▶ **DATASET RECORDS**:
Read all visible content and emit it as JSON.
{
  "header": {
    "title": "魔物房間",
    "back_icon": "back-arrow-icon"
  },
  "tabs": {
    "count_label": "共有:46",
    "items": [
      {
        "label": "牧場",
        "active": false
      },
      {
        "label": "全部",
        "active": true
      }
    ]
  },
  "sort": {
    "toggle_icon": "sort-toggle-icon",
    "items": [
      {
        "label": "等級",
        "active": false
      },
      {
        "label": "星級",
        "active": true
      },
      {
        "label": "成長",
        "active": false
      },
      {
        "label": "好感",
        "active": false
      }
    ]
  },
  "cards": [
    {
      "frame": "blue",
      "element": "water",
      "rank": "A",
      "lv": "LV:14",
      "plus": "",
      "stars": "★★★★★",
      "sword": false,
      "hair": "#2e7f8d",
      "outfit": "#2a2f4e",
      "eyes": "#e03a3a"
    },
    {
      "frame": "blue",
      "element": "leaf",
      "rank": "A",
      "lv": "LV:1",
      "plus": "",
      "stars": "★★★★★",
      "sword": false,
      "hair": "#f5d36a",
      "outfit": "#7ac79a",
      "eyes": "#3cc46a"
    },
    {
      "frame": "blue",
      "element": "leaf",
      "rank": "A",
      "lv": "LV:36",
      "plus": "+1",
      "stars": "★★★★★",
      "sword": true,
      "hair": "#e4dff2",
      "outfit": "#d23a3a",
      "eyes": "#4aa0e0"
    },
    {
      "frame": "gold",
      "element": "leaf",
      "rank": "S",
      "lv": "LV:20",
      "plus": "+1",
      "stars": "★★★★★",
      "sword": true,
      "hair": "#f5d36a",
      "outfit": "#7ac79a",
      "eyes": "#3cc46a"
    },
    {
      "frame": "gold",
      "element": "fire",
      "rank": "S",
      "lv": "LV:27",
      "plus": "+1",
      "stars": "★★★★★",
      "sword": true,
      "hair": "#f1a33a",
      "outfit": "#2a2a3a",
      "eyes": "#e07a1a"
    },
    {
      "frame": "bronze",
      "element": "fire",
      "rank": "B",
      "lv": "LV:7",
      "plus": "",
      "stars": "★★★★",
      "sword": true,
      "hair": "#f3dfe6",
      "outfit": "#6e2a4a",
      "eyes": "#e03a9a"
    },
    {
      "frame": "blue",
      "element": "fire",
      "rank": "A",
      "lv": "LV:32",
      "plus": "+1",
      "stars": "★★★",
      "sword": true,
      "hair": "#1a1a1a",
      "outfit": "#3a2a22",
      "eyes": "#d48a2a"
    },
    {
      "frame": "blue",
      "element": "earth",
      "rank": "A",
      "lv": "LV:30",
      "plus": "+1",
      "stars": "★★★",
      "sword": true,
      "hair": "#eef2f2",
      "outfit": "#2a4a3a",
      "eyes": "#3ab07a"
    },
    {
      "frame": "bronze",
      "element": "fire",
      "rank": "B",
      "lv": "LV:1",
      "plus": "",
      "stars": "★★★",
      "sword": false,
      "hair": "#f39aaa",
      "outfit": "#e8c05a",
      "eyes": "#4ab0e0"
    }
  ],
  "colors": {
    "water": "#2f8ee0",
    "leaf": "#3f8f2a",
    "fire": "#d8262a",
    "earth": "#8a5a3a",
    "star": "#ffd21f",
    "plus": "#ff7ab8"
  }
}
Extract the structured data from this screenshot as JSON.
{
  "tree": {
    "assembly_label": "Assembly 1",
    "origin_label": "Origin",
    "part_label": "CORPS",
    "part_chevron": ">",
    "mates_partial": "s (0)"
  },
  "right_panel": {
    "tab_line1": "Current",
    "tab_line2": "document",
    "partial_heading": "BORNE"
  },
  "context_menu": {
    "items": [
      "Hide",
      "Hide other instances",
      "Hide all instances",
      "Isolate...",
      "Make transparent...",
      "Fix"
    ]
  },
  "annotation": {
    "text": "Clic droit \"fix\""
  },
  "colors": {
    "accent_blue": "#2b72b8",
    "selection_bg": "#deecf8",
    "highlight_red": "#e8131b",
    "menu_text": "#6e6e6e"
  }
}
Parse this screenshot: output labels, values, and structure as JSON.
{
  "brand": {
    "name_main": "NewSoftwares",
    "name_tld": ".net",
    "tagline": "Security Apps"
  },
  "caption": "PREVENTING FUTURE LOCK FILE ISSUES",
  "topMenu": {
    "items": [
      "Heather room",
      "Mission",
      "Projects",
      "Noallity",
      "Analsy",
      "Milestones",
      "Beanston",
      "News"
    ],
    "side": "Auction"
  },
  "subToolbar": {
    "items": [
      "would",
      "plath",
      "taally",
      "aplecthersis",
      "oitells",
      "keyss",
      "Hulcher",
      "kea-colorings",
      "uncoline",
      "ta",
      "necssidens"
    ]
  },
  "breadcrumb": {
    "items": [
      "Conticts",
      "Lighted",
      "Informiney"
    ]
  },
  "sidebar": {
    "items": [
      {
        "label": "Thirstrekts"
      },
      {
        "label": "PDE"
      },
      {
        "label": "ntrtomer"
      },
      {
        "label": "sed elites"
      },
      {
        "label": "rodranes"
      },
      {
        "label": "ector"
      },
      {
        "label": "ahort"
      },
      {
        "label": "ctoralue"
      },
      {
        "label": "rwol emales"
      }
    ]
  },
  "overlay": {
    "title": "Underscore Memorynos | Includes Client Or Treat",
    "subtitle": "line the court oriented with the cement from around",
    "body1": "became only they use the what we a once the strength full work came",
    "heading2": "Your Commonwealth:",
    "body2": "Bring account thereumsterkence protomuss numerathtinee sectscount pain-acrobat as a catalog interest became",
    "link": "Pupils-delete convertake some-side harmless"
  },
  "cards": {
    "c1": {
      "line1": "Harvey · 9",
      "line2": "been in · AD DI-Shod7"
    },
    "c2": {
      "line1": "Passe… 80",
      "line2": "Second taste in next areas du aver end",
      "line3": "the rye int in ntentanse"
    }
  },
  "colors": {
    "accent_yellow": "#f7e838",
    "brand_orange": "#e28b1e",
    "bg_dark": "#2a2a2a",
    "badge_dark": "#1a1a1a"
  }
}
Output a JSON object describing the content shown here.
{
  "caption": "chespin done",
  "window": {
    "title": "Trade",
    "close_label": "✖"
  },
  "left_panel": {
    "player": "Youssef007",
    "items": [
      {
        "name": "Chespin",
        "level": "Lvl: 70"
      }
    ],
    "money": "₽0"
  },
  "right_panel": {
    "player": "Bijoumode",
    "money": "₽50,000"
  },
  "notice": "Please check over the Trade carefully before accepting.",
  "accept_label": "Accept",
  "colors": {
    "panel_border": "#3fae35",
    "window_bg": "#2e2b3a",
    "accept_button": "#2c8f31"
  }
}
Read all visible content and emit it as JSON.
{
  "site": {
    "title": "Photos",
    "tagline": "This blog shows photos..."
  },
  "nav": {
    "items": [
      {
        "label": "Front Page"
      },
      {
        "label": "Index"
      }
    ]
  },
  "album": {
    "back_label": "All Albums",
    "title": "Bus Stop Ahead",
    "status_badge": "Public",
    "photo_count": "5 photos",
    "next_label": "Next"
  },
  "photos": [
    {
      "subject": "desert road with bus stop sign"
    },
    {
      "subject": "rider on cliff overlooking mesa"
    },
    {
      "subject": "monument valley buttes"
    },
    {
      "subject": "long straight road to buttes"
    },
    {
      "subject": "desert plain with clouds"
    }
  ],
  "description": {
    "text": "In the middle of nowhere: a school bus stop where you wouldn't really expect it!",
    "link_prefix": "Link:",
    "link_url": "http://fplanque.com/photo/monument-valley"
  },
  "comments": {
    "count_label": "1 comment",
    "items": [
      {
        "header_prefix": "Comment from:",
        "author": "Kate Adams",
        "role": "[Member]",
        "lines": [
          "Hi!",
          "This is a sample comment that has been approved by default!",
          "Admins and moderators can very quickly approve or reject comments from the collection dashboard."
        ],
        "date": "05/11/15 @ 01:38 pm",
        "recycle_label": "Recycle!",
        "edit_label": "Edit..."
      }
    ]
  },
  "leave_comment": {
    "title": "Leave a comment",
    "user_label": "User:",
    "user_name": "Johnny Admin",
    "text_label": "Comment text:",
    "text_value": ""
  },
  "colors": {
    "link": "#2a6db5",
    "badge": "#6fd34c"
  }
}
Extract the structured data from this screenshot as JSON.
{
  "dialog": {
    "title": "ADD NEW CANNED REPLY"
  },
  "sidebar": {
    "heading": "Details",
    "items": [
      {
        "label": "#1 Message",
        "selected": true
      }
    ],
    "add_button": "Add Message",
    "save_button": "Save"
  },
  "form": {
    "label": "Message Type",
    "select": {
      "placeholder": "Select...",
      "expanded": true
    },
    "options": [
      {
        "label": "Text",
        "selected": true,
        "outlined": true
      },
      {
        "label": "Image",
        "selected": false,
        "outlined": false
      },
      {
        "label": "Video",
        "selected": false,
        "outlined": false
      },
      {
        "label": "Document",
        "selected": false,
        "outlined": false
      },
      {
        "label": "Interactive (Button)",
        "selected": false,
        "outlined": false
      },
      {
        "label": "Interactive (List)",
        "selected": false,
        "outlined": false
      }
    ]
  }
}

▶ **DO THIS**: Look over the material above and show each line where "eyes" appears.

▶ **IN RESPONSE**:
      "eyes": "#e03a3a"
      "eyes": "#3cc46a"
      "eyes": "#4aa0e0"
      "eyes": "#3cc46a"
      "eyes": "#e07a1a"
      "eyes": "#e03a9a"
      "eyes": "#d48a2a"
      "eyes": "#3ab07a"
      "eyes": "#4ab0e0"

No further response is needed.